**WHAT TO WORK ON**
Render every line of each item below as a JSON list of strings, one string per line, with blank lines left out.
☆ ☆ ☆ ☆ ☆ ☆ ☆
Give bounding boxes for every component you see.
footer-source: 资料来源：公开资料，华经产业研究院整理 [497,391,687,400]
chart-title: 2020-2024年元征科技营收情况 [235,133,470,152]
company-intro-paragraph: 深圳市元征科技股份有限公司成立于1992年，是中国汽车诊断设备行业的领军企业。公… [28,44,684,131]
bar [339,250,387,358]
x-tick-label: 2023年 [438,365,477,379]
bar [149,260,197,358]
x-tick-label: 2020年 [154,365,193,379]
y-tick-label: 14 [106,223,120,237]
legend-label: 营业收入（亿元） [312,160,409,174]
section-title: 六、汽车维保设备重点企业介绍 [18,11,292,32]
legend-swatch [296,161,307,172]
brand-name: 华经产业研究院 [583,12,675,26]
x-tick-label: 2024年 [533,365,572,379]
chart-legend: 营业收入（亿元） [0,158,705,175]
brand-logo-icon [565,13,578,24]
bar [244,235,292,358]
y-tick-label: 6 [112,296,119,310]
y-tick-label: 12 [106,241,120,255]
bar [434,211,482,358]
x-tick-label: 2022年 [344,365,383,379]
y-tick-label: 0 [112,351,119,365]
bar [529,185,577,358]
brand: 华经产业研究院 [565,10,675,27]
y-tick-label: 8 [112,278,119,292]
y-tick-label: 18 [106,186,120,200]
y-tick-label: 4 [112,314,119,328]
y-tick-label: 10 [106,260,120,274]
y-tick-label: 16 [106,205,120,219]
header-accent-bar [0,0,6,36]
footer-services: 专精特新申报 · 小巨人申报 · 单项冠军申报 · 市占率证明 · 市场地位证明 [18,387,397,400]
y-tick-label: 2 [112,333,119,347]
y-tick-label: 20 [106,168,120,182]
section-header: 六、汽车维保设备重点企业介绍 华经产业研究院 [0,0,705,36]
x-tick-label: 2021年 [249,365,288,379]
☆ ☆ ☆ ☆ ☆ ☆ ☆
**PROBLEM SOLUTION**
[
  "Give bounding boxes for every component you see.",
  "footer-source: 资料来源：公开资料，华经产业研究院整理 [497,391,687,400]",
  "chart-title: 2020-2024年元征科技营收情况 [235,133,470,152]",
  "company-intro-paragraph: 深圳市元征科技股份有限公司成立于1992年，是中国汽车诊断设备行业的领军企业。公… [28,44,684,131]",
  "bar [339,250,387,358]",
  "x-tick-label: 2023年 [438,365,477,379]",
  "bar [149,260,197,358]",
  "x-tick-label: 2020年 [154,365,193,379]",
  "y-tick-label: 14 [106,223,120,237]",
  "legend-label: 营业收入（亿元） [312,160,409,174]",
  "section-title: 六、汽车维保设备重点企业介绍 [18,11,292,32]",
  "legend-swatch [296,161,307,172]",
  "brand-name: 华经产业研究院 [583,12,675,26]",
  "x-tick-label: 2024年 [533,365,572,379]",
  "chart-legend: 营业收入（亿元） [0,158,705,175]",
  "brand-logo-icon [565,13,578,24]",
  "bar [244,235,292,358]",
  "y-tick-label: 6 [112,296,119,310]",
  "y-tick-label: 12 [106,241,120,255]",
  "bar [434,211,482,358]",
  "x-tick-label: 2022年 [344,365,383,379]",
  "y-tick-label: 0 [112,351,119,365]",
  "bar [529,185,577,358]",
  "brand: 华经产业研究院 [565,10,675,27]",
  "y-tick-label: 8 [112,278,119,292]",
  "y-tick-label: 18 [106,186,120,200]",
  "y-tick-label: 4 [112,314,119,328]",
  "y-tick-label: 10 [106,260,120,274]",
  "y-tick-label: 16 [106,205,120,219]",
  "header-accent-bar [0,0,6,36]",
  "footer-services: 专精特新申报 · 小巨人申报 · 单项冠军申报 · 市占率证明 · 市场地位证明 [18,387,397,400]",
  "y-tick-label: 2 [112,333,119,347]",
  "y-tick-label: 20 [106,168,120,182]",
  "section-header: 六、汽车维保设备重点企业介绍 华经产业研究院 [0,0,705,36]",
  "x-tick-label: 2021年 [249,365,288,379]"
]